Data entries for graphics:

■ ■ ■ ■ ■ ■ ■

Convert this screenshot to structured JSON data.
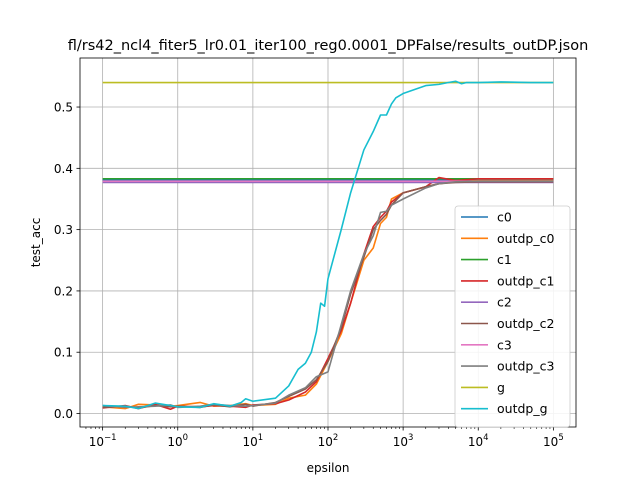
{
  "chart_data": {
    "type": "line",
    "title": "fl/rs42_ncl4_fiter5_lr0.01_iter100_reg0.0001_DPFalse/results_outDP.json",
    "xlabel": "epsilon",
    "ylabel": "test_acc",
    "xscale": "log",
    "xlim": [
      0.05,
      200000
    ],
    "ylim": [
      -0.022,
      0.58
    ],
    "grid": true,
    "legend_position": "center right",
    "x_ticks": [
      {
        "value": 0.1,
        "base": "10",
        "exp": "−1"
      },
      {
        "value": 1,
        "base": "10",
        "exp": "0"
      },
      {
        "value": 10,
        "base": "10",
        "exp": "1"
      },
      {
        "value": 100,
        "base": "10",
        "exp": "2"
      },
      {
        "value": 1000,
        "base": "10",
        "exp": "3"
      },
      {
        "value": 10000,
        "base": "10",
        "exp": "4"
      },
      {
        "value": 100000,
        "base": "10",
        "exp": "5"
      }
    ],
    "y_ticks": [
      {
        "value": 0.0,
        "label": "0.0"
      },
      {
        "value": 0.1,
        "label": "0.1"
      },
      {
        "value": 0.2,
        "label": "0.2"
      },
      {
        "value": 0.3,
        "label": "0.3"
      },
      {
        "value": 0.4,
        "label": "0.4"
      },
      {
        "value": 0.5,
        "label": "0.5"
      }
    ],
    "series": [
      {
        "name": "c0",
        "color": "#1f77b4",
        "x": [
          0.1,
          100000
        ],
        "y": [
          0.381,
          0.381
        ]
      },
      {
        "name": "outdp_c0",
        "color": "#ff7f0e",
        "x": [
          0.1,
          0.2,
          0.3,
          0.5,
          0.8,
          1,
          2,
          3,
          5,
          8,
          10,
          20,
          30,
          50,
          70,
          100,
          150,
          200,
          300,
          400,
          500,
          600,
          700,
          1000,
          2000,
          3000,
          5000,
          10000,
          100000
        ],
        "y": [
          0.011,
          0.008,
          0.015,
          0.014,
          0.012,
          0.013,
          0.018,
          0.012,
          0.013,
          0.016,
          0.013,
          0.015,
          0.025,
          0.03,
          0.048,
          0.085,
          0.13,
          0.18,
          0.25,
          0.27,
          0.31,
          0.32,
          0.35,
          0.36,
          0.37,
          0.375,
          0.378,
          0.38,
          0.38
        ]
      },
      {
        "name": "c1",
        "color": "#2ca02c",
        "x": [
          0.1,
          100000
        ],
        "y": [
          0.383,
          0.383
        ]
      },
      {
        "name": "outdp_c1",
        "color": "#d62728",
        "x": [
          0.1,
          0.2,
          0.3,
          0.5,
          0.8,
          1,
          2,
          3,
          5,
          8,
          10,
          20,
          30,
          50,
          70,
          100,
          150,
          200,
          300,
          400,
          500,
          600,
          700,
          1000,
          2000,
          3000,
          5000,
          10000,
          100000
        ],
        "y": [
          0.009,
          0.013,
          0.008,
          0.015,
          0.007,
          0.012,
          0.011,
          0.013,
          0.012,
          0.01,
          0.014,
          0.016,
          0.022,
          0.035,
          0.052,
          0.09,
          0.135,
          0.18,
          0.26,
          0.305,
          0.32,
          0.33,
          0.345,
          0.36,
          0.37,
          0.385,
          0.38,
          0.383,
          0.383
        ]
      },
      {
        "name": "c2",
        "color": "#9467bd",
        "x": [
          0.1,
          100000
        ],
        "y": [
          0.377,
          0.377
        ]
      },
      {
        "name": "outdp_c2",
        "color": "#8c564b",
        "x": [
          0.1,
          0.2,
          0.3,
          0.5,
          0.8,
          1,
          2,
          3,
          5,
          8,
          10,
          20,
          30,
          50,
          70,
          100,
          150,
          200,
          300,
          400,
          500,
          600,
          700,
          1000,
          2000,
          3000,
          5000,
          10000,
          100000
        ],
        "y": [
          0.01,
          0.012,
          0.009,
          0.013,
          0.011,
          0.012,
          0.01,
          0.014,
          0.011,
          0.015,
          0.012,
          0.018,
          0.028,
          0.04,
          0.055,
          0.085,
          0.14,
          0.195,
          0.255,
          0.3,
          0.315,
          0.325,
          0.34,
          0.36,
          0.37,
          0.375,
          0.377,
          0.378,
          0.378
        ]
      },
      {
        "name": "c3",
        "color": "#e377c2",
        "x": [
          0.1,
          100000
        ],
        "y": [
          0.379,
          0.379
        ]
      },
      {
        "name": "outdp_c3",
        "color": "#7f7f7f",
        "x": [
          0.1,
          0.2,
          0.3,
          0.5,
          0.8,
          1,
          2,
          3,
          5,
          8,
          10,
          20,
          30,
          50,
          70,
          100,
          150,
          200,
          300,
          400,
          500,
          600,
          700,
          1000,
          2000,
          3000,
          5000,
          10000,
          100000
        ],
        "y": [
          0.013,
          0.01,
          0.011,
          0.012,
          0.014,
          0.01,
          0.012,
          0.015,
          0.013,
          0.012,
          0.013,
          0.017,
          0.03,
          0.042,
          0.06,
          0.068,
          0.145,
          0.2,
          0.26,
          0.29,
          0.328,
          0.33,
          0.34,
          0.35,
          0.368,
          0.375,
          0.378,
          0.379,
          0.379
        ]
      },
      {
        "name": "g",
        "color": "#bcbd22",
        "x": [
          0.1,
          100000
        ],
        "y": [
          0.54,
          0.54
        ]
      },
      {
        "name": "outdp_g",
        "color": "#17becf",
        "x": [
          0.1,
          0.2,
          0.3,
          0.5,
          0.8,
          1,
          2,
          3,
          5,
          7,
          8,
          10,
          20,
          30,
          40,
          50,
          60,
          70,
          80,
          90,
          100,
          150,
          200,
          300,
          400,
          500,
          600,
          700,
          800,
          1000,
          2000,
          3000,
          4000,
          5000,
          6000,
          7000,
          10000,
          20000,
          50000,
          100000
        ],
        "y": [
          0.013,
          0.012,
          0.008,
          0.017,
          0.013,
          0.011,
          0.01,
          0.016,
          0.012,
          0.018,
          0.024,
          0.02,
          0.025,
          0.045,
          0.072,
          0.082,
          0.1,
          0.133,
          0.18,
          0.175,
          0.22,
          0.3,
          0.36,
          0.43,
          0.46,
          0.487,
          0.487,
          0.505,
          0.515,
          0.522,
          0.535,
          0.537,
          0.54,
          0.542,
          0.538,
          0.54,
          0.54,
          0.541,
          0.54,
          0.54
        ]
      }
    ]
  }
}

■ ■ ■ ■ ■ ■ ■

Copy out the lines in which the string "name" appears.

## WORKED ANSWER
        "name": "c0",
        "name": "outdp_c0",
        "name": "c1",
        "name": "outdp_c1",
        "name": "c2",
        "name": "outdp_c2",
        "name": "c3",
        "name": "outdp_c3",
        "name": "g",
        "name": "outdp_g",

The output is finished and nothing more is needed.